### Exercise task A
In the brand tracking article, how much did the food brand spend in total on the weak campaign?
### Exercise task B
Please continue the brand tracking article, picking up right after its last sentence.

**** Document text

The age of 24/7 access to data has changed the world of brand tracking significantly and many marketers want clarity on which metrics to measure. Focusing on fast access to the metrics that matter is the smart approach that will translate into brand growth.
Focusing on long-term indicators that move quickly in the short term will help brands gain competitive advantage. Combining a small number of metrics from consumer surveys and supplementing them with search and social data provides the fast feedback needed to drive brand growth in the short and long term.
Kantar Millward Brown has developed a brand guidance programme to help you compete in today's fast-moving world.
1. Act quickly to gain competitive advantage
Brands that receive information fast and then make good, real-time decisions based on that feedback will have the best chance of gaining a competitive advantage.
Here's one example of how fast feedback from search or social data can help marketers if they are focusing on the right metrics. A big food brand recently launched a new ad campaign that performed below expectations. The brand, which was focused on generating high frequency, started the campaign using 15-second edits instead of the stronger 30-second edits it had already tested. Within the first week, social and search data signalled that the impact and efficiency of the campaign spend was extremely weak and well below expectations.
In this case, these early warning signals would have acted as a trigger for a deeper exploration of the creative mix before more of the campaign budget was spent.
The research would have revealed that the 15-second edits were not successfully conveying the fairly complex creative idea or linking it clearly to the brand. Going with the 30-second ads would have been more expensive but the ads would have been more impactful, and well worth the investment.
Without this insight, the brand continued to spend a total of $17m behind a weak campaign over the upcoming weeks, with little result.
It was apparent early on that the campaign performance was below expectations
2. Be first to mind when it matters
The Ehrenberg Bass institute has long argued for the importance of salience or mental availability, which has been reinforced by Byron Sharp's book, How Brands Grow.

********
**** Provided information

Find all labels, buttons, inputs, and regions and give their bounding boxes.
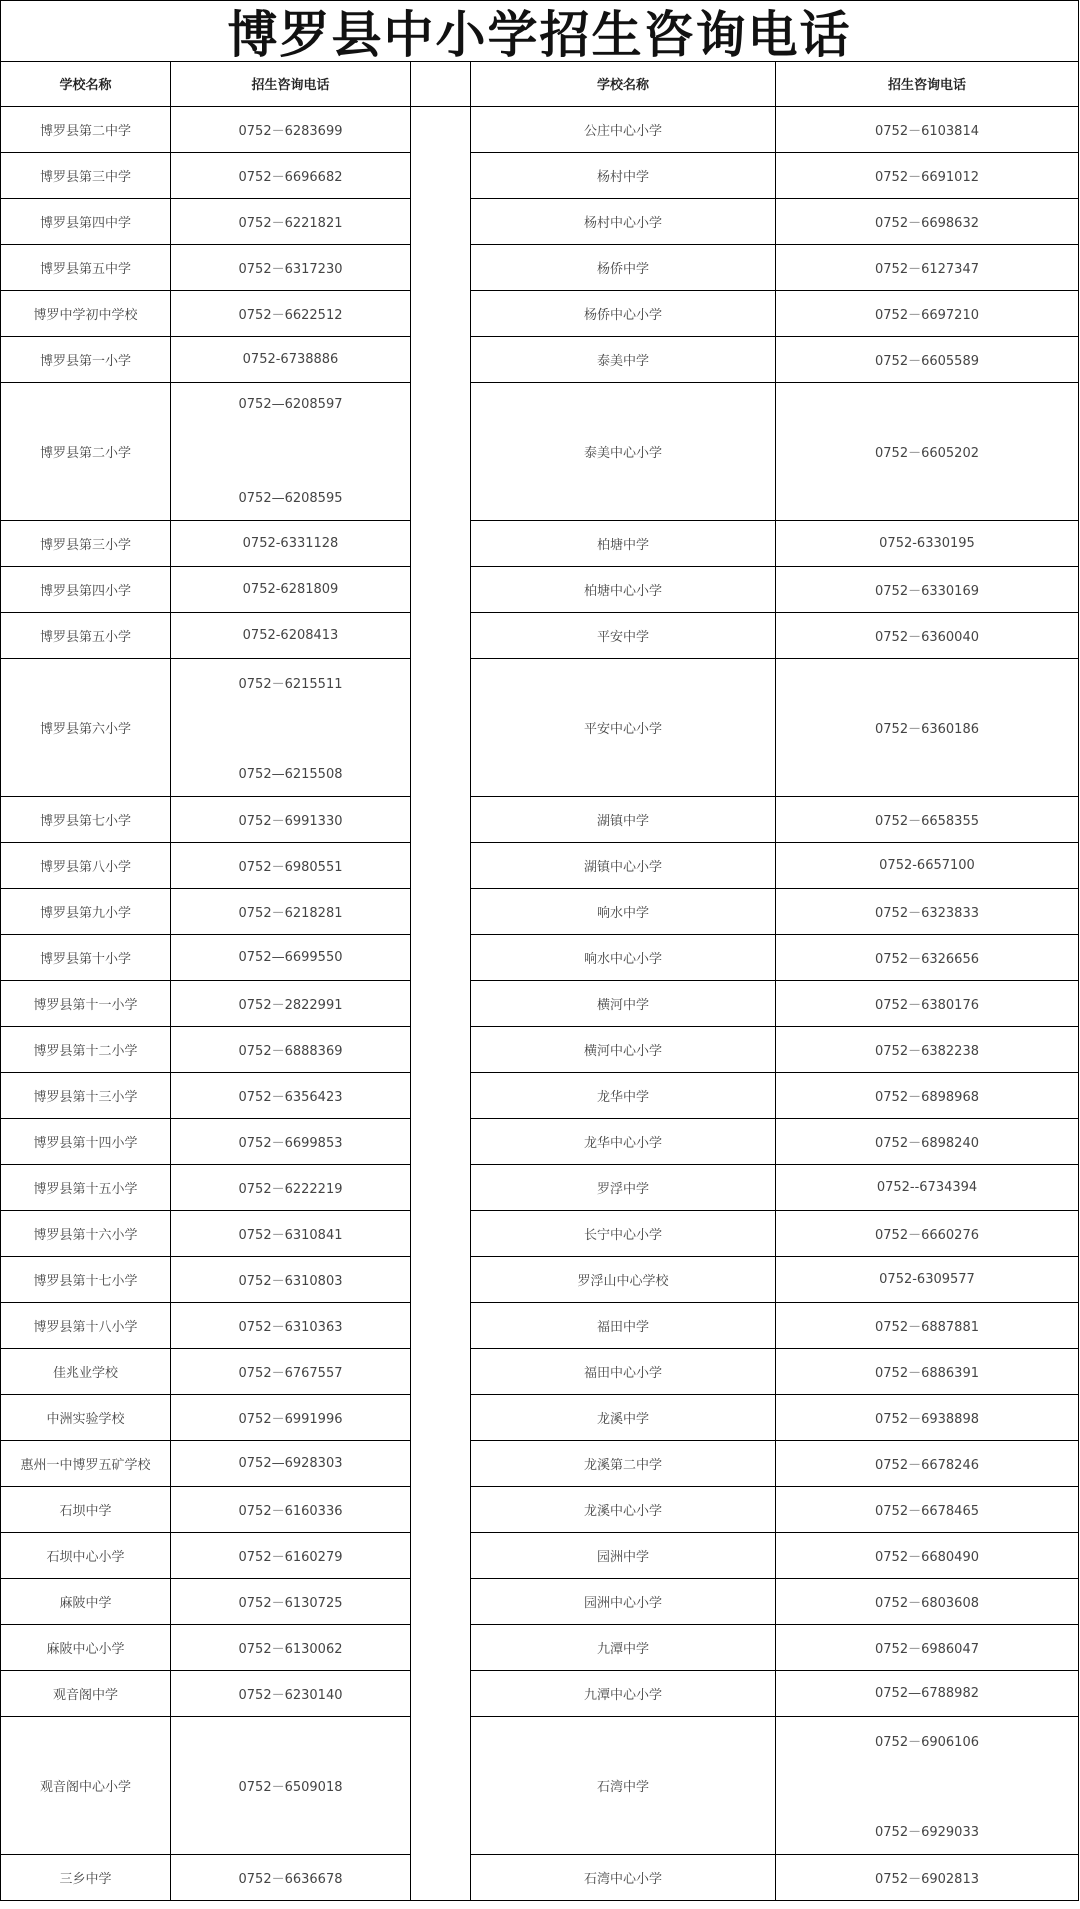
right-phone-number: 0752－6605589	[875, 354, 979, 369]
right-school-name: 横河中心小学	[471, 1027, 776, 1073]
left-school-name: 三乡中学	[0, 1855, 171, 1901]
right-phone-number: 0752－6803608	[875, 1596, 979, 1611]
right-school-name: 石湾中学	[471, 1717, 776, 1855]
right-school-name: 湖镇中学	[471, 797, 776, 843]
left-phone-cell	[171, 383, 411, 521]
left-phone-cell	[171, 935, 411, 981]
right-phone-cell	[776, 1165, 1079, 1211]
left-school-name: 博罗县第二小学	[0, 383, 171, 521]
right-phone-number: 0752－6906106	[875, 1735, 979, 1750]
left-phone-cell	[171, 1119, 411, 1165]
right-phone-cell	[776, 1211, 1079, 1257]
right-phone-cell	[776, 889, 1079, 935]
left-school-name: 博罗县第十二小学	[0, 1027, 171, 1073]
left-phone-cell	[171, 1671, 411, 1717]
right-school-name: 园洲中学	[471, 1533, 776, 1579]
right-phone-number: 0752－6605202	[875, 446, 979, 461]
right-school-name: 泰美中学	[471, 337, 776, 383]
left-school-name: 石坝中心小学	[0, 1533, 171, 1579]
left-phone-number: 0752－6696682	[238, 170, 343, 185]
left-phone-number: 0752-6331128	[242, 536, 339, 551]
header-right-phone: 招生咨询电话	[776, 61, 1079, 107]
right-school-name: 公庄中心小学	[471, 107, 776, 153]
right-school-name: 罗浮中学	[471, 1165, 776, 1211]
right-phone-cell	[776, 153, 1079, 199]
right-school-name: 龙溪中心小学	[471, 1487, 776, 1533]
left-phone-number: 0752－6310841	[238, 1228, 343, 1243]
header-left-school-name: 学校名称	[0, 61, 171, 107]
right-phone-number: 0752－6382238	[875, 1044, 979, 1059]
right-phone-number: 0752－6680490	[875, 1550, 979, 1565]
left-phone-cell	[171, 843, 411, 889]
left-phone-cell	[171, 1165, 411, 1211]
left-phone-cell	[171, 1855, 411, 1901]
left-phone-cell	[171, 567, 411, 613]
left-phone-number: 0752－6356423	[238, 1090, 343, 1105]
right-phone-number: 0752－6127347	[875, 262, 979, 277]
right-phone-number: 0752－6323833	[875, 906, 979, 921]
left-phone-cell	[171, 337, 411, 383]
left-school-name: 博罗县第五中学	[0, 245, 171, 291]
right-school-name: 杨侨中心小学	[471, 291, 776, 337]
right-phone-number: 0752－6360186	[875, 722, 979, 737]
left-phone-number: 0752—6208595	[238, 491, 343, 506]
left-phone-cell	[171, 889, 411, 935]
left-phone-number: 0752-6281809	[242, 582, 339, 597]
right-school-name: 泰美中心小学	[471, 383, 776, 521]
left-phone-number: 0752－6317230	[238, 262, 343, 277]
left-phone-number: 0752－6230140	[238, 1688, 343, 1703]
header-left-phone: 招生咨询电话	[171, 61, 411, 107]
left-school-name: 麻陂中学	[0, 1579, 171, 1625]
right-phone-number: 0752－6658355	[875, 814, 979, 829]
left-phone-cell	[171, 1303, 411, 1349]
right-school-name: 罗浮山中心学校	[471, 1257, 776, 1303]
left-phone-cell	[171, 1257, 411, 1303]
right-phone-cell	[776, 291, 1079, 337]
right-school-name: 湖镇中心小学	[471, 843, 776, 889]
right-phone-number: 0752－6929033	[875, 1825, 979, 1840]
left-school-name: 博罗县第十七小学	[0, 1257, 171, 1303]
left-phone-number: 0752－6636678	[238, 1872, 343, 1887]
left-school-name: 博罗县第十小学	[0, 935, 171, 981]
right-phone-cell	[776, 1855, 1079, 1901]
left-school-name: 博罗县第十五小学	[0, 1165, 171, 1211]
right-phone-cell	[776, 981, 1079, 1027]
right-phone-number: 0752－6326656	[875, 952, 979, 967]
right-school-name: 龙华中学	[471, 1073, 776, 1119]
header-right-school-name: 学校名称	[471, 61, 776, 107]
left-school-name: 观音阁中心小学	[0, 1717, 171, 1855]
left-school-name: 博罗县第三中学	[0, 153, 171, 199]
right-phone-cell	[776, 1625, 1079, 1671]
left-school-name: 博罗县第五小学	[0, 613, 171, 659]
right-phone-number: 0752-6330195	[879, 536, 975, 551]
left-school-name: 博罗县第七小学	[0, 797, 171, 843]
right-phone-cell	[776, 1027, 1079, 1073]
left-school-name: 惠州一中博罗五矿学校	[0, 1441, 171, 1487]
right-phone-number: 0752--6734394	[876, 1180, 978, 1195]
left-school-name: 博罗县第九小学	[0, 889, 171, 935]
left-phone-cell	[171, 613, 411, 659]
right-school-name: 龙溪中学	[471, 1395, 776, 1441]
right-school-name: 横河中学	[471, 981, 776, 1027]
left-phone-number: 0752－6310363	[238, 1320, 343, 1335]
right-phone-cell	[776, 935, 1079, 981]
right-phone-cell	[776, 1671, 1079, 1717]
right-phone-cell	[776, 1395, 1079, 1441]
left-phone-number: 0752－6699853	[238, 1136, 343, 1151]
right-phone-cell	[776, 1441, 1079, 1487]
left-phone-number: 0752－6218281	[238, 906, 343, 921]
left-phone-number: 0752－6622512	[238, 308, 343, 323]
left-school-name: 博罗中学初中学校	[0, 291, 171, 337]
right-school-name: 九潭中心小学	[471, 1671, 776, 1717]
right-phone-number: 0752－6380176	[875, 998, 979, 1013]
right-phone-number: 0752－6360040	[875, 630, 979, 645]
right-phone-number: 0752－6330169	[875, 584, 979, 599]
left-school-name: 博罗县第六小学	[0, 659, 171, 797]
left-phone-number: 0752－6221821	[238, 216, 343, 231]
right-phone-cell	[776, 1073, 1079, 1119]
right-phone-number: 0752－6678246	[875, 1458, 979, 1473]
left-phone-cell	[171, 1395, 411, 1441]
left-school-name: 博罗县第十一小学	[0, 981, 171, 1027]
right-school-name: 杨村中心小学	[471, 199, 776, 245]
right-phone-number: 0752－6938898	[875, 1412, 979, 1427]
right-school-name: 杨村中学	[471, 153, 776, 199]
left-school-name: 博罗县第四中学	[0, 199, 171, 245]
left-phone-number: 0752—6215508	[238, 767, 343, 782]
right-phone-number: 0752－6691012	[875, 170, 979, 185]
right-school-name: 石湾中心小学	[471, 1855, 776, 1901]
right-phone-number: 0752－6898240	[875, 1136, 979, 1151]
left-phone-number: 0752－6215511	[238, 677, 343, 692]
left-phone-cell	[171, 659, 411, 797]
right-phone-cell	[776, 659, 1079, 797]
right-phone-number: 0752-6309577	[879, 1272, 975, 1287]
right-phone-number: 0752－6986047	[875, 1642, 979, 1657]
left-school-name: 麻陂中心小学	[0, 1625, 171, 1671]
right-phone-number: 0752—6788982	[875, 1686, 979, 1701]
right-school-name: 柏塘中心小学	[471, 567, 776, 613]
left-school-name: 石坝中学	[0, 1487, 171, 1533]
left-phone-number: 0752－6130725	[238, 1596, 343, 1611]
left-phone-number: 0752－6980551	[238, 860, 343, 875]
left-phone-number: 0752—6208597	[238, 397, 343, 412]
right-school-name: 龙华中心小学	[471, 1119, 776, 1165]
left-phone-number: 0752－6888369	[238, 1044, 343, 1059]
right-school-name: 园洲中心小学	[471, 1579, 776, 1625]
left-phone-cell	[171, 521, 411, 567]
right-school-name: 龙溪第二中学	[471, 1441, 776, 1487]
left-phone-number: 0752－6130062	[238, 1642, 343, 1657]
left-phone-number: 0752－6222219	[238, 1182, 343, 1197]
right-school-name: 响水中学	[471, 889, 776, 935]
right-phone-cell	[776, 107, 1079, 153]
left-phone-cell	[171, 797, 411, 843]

********

### Result A
$17m

### Result B
Kantar Millward Brown knows the importance of salience for brand growth. Combining data from two of the world's largest databases (brand equity data from Kantar Millward Brown's BrandZ with behavioural shopper data from Kantar Worldpanel) proves that salience has a very strong relationship with volume share.
If a brand comes easily to mind for consumers at the point of purchase, more people will choose to buy it. Given its importance, and its potential to move rapidly, salience should be a key measure for brands to monitor continuously.
Generating high salience for a brand may be desirable but it's not easy. One aspect that can be helpful for a brand is to have distinctive assets. McDonald's is a highly salient brand around the world; in the US its salience index (from BrandZ) in 2016 was 241, nearly twice as high as its nearest competitor.
In this example, neuroscience techniques were used to uncover which key brand assets trigger important brand associations in consumers' minds. It showed that McDonald's is helped by having several strong assets that can be used across different platforms. The Golden Arches, Ronald McDonald, and the brand's carton of fries are all strongly and intuitively associated with McDonald's.
Growing salience will help brand grow share
Source: Kantar Millward Brown/BrandZ equity data and Kantar Worldpanel behavioural data
McDonald’s has three very strong assets
Source: Kantar Millward Brown/BrandZ 2016
3. Identify what drives sales now and into the future
A five-year analysis of BrandZ data revealed that brands that increase their salience are more likely to grow, but brands that are also meaningfully different are more likely to grow share faster.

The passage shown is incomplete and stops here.